--- start of PROVIDED INFORMATION ---

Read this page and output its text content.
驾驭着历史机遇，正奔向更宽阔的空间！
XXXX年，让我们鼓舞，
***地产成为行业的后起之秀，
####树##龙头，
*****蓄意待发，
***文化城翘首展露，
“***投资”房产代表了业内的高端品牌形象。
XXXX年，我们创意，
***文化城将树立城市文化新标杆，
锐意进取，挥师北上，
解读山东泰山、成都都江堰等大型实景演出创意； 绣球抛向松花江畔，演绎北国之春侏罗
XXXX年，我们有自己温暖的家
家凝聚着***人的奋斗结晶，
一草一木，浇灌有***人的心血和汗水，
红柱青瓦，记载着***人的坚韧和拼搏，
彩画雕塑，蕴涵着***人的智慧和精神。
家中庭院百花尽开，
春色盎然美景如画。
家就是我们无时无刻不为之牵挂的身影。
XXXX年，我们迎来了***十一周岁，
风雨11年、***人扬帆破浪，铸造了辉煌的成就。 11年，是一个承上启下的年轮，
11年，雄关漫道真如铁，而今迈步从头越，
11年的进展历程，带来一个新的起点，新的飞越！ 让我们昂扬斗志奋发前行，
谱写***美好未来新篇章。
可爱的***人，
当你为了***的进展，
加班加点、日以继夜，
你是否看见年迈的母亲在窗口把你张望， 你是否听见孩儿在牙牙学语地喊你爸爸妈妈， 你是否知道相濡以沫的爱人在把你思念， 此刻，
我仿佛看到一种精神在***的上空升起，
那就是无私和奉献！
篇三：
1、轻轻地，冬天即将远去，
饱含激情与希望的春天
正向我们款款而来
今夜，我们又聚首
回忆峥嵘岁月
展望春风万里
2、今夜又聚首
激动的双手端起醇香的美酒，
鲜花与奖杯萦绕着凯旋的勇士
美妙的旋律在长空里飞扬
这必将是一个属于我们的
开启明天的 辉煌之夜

--- end of PROVIDED INFORMATION ---
--- start of PROVIDED INFORMATION ---

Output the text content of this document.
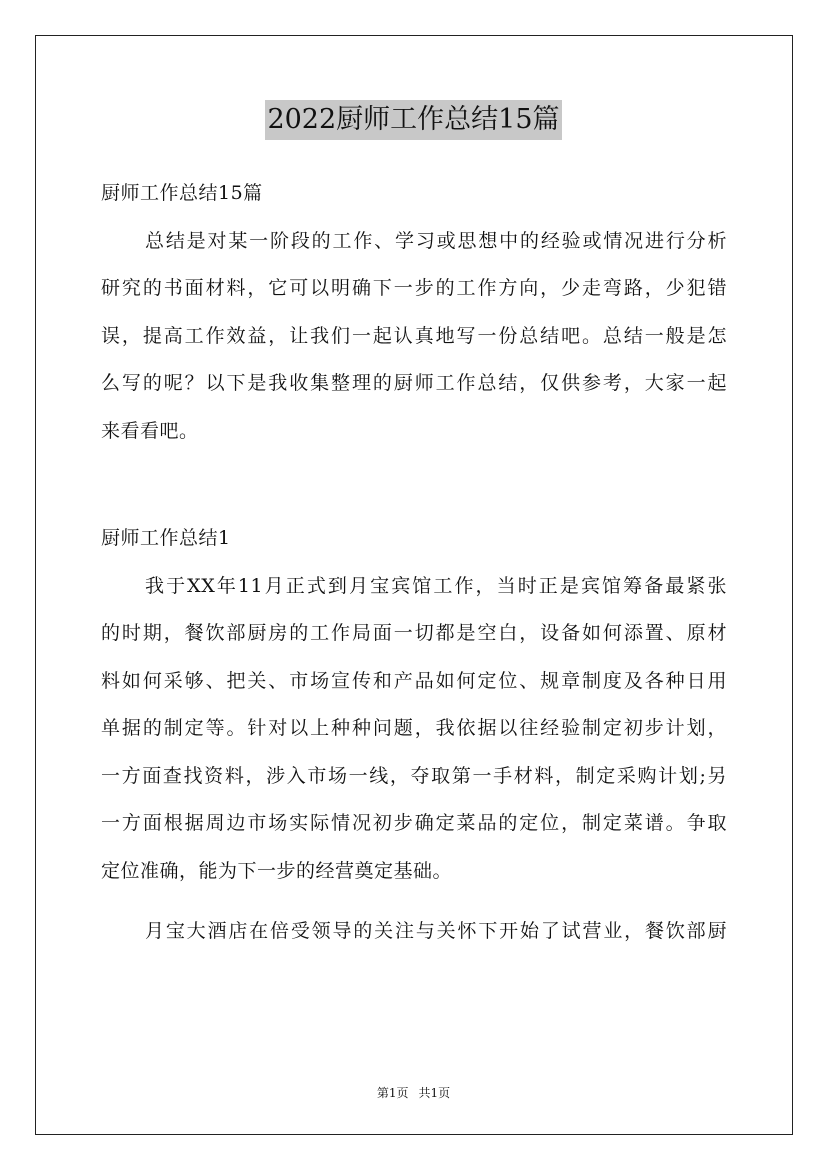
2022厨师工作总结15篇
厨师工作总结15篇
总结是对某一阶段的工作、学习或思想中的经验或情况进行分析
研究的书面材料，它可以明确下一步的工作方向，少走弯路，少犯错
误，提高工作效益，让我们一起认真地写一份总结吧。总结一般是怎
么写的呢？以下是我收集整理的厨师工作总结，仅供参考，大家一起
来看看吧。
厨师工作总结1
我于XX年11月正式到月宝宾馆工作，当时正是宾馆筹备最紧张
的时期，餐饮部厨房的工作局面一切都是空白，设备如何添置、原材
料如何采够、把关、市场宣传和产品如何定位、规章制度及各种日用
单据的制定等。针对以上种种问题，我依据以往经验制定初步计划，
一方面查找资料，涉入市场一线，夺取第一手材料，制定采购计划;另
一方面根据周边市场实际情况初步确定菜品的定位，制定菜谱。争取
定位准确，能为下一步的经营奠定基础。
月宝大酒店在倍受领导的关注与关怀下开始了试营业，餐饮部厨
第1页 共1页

--- end of PROVIDED INFORMATION ---

REQUEST: Check each line of the records above for the word "content", then give the number of lines that have it, with no other words.

RESPONSE: 2